• _Task statement_: Repeat every record below exactly, but leave out any pictures.
[START Records]
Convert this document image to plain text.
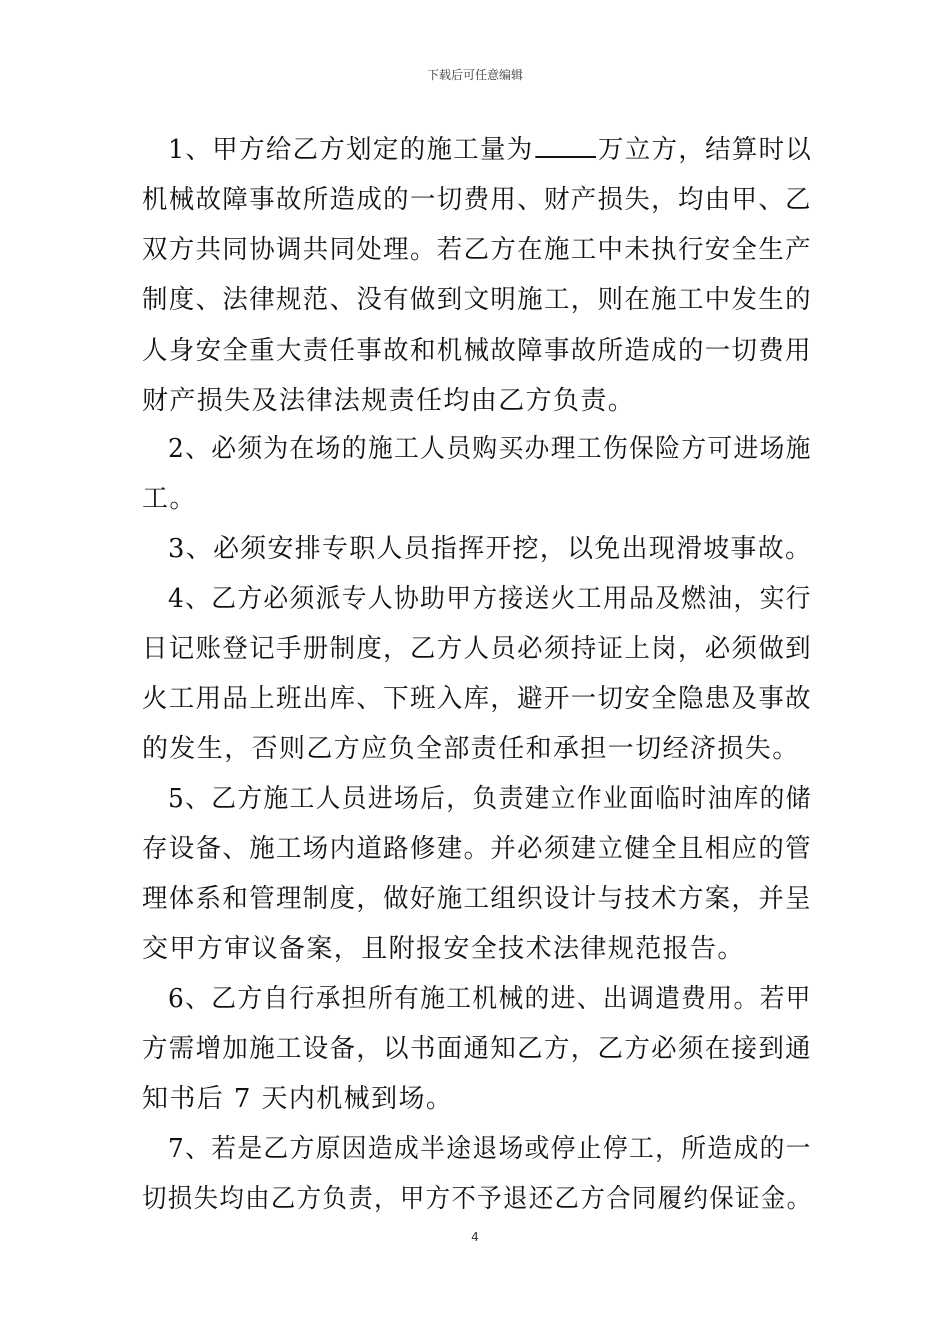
下载后可任意编辑
1、甲方给乙方划定的施工量为 万立方，结算时以
机械故障事故所造成的一切费用、财产损失，均由甲、乙
双方共同协调共同处理。若乙方在施工中未执行安全生产
制度、法律规范、没有做到文明施工，则在施工中发生的
人身安全重大责任事故和机械故障事故所造成的一切费用
财产损失及法律法规责任均由乙方负责。
2、必须为在场的施工人员购买办理工伤保险方可进场施
工。
3、必须安排专职人员指挥开挖，以免出现滑坡事故。
4、乙方必须派专人协助甲方接送火工用品及燃油，实行
日记账登记手册制度，乙方人员必须持证上岗，必须做到
火工用品上班出库、下班入库，避开一切安全隐患及事故
的发生，否则乙方应负全部责任和承担一切经济损失。
5、乙方施工人员进场后，负责建立作业面临时油库的储
存设备、施工场内道路修建。并必须建立健全且相应的管
理体系和管理制度，做好施工组织设计与技术方案，并呈
交甲方审议备案，且附报安全技术法律规范报告。
6、乙方自行承担所有施工机械的进、出调遣费用。若甲
方需增加施工设备，以书面通知乙方，乙方必须在接到通
知书后 7 天内机械到场。
7、若是乙方原因造成半途退场或停止停工，所造成的一
切损失均由乙方负责，甲方不予退还乙方合同履约保证金。
4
[END Records]
• _Response_:
Convert this document image to plain text.
下载后可任意编辑
1、甲方给乙方划定的施工量为 万立方，结算时以
机械故障事故所造成的一切费用、财产损失，均由甲、乙
双方共同协调共同处理。若乙方在施工中未执行安全生产
制度、法律规范、没有做到文明施工，则在施工中发生的
人身安全重大责任事故和机械故障事故所造成的一切费用
财产损失及法律法规责任均由乙方负责。
2、必须为在场的施工人员购买办理工伤保险方可进场施
工。
3、必须安排专职人员指挥开挖，以免出现滑坡事故。
4、乙方必须派专人协助甲方接送火工用品及燃油，实行
日记账登记手册制度，乙方人员必须持证上岗，必须做到
火工用品上班出库、下班入库，避开一切安全隐患及事故
的发生，否则乙方应负全部责任和承担一切经济损失。
5、乙方施工人员进场后，负责建立作业面临时油库的储
存设备、施工场内道路修建。并必须建立健全且相应的管
理体系和管理制度，做好施工组织设计与技术方案，并呈
交甲方审议备案，且附报安全技术法律规范报告。
6、乙方自行承担所有施工机械的进、出调遣费用。若甲
方需增加施工设备，以书面通知乙方，乙方必须在接到通
知书后 7 天内机械到场。
7、若是乙方原因造成半途退场或停止停工，所造成的一
切损失均由乙方负责，甲方不予退还乙方合同履约保证金。
4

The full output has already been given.